● SOURCE DATA:
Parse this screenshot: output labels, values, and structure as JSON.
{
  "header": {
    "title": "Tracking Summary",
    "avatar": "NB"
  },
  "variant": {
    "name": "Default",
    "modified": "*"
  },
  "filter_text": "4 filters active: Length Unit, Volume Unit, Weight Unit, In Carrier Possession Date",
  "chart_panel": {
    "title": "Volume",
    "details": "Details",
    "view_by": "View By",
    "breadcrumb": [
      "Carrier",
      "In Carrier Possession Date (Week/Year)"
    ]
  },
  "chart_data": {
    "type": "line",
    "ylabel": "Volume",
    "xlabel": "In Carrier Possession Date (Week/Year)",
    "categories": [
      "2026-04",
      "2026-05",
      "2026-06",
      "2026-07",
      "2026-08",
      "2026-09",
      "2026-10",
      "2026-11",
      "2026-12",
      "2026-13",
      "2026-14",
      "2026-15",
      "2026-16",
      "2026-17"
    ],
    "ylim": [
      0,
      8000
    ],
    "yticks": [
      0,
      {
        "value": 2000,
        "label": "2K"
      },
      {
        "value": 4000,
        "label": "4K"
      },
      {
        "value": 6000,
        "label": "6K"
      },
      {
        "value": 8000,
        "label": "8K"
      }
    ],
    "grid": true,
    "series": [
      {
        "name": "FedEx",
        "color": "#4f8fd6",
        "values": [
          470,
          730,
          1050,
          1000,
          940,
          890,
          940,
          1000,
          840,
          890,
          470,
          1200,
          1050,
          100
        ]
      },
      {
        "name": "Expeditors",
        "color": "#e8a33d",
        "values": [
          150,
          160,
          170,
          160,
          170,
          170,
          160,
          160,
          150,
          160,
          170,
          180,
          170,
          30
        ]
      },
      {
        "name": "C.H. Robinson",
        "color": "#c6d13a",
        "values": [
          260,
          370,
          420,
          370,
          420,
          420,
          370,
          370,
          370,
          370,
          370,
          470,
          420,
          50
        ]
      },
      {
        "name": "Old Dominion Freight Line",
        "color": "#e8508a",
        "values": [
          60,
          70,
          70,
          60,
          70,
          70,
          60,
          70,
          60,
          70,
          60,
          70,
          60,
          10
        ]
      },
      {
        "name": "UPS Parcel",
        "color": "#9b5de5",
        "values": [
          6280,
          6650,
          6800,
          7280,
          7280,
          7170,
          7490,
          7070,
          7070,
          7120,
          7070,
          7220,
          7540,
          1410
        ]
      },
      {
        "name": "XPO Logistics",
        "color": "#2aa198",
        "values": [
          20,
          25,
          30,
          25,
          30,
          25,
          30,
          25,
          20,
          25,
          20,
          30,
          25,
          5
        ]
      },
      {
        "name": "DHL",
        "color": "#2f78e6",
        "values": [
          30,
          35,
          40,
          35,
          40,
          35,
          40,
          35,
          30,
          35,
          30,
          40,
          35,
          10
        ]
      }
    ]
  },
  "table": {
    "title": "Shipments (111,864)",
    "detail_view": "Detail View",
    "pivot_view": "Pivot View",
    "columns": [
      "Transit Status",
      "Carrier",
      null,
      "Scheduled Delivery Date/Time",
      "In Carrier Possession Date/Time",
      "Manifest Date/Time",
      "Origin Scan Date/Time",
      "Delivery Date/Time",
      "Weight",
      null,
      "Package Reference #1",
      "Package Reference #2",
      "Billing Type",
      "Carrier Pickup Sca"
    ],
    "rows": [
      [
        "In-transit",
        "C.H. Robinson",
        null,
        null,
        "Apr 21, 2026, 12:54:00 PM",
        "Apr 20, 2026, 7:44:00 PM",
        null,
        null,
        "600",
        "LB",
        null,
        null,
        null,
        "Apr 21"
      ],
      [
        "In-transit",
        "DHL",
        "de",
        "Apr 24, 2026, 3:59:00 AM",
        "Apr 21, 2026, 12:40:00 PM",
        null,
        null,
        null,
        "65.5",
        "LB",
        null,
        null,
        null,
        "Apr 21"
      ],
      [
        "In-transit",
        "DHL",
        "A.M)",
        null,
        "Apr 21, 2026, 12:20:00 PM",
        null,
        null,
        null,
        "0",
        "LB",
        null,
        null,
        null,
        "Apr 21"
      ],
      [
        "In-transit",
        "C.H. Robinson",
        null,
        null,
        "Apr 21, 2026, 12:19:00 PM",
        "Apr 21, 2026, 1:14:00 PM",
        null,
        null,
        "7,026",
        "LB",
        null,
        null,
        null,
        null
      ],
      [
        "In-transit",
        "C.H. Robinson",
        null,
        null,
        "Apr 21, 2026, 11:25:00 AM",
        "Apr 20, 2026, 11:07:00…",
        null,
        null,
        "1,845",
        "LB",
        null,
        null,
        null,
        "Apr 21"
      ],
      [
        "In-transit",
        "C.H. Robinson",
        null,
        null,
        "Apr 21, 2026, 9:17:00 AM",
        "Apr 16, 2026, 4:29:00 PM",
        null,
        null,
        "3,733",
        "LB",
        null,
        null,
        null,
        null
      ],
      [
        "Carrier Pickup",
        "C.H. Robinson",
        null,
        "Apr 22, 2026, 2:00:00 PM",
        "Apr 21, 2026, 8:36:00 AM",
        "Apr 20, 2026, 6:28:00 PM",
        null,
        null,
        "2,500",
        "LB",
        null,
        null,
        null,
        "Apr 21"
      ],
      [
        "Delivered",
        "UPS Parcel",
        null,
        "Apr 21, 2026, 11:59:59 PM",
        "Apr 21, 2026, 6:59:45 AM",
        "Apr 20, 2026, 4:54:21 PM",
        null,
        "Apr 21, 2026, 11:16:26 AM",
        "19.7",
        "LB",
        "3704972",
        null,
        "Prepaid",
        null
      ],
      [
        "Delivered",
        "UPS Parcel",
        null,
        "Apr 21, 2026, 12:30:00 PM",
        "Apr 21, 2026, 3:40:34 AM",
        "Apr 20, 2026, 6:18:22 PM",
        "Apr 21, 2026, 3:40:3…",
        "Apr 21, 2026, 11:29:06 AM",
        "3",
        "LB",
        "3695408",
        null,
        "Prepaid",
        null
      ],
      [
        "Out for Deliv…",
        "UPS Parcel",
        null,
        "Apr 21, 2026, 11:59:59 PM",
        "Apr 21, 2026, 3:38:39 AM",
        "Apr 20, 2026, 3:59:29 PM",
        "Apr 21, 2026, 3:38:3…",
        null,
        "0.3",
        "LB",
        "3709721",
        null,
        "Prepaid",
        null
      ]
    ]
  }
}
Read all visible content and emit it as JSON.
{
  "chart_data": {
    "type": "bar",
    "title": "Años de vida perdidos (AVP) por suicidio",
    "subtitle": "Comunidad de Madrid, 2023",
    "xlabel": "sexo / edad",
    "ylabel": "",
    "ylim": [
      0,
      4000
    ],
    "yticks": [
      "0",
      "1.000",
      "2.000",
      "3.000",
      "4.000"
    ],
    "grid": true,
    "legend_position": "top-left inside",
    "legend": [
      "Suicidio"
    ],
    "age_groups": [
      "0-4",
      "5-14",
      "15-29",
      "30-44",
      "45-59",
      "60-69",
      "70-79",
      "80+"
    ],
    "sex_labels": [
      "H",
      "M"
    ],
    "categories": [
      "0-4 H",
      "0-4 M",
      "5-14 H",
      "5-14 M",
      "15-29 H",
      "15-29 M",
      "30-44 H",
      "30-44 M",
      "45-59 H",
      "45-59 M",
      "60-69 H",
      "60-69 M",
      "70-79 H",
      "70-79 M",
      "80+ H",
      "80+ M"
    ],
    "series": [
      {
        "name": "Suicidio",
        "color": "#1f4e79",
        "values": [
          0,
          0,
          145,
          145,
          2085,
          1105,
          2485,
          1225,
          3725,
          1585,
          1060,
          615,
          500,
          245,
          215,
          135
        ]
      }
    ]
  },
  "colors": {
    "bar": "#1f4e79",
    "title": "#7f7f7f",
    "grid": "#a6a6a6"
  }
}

● WRITTEN INSTRUCTION:
Give the number of lines in the listing above that contain "View", and nothing else.

● EXERCISE OUTPUT:
3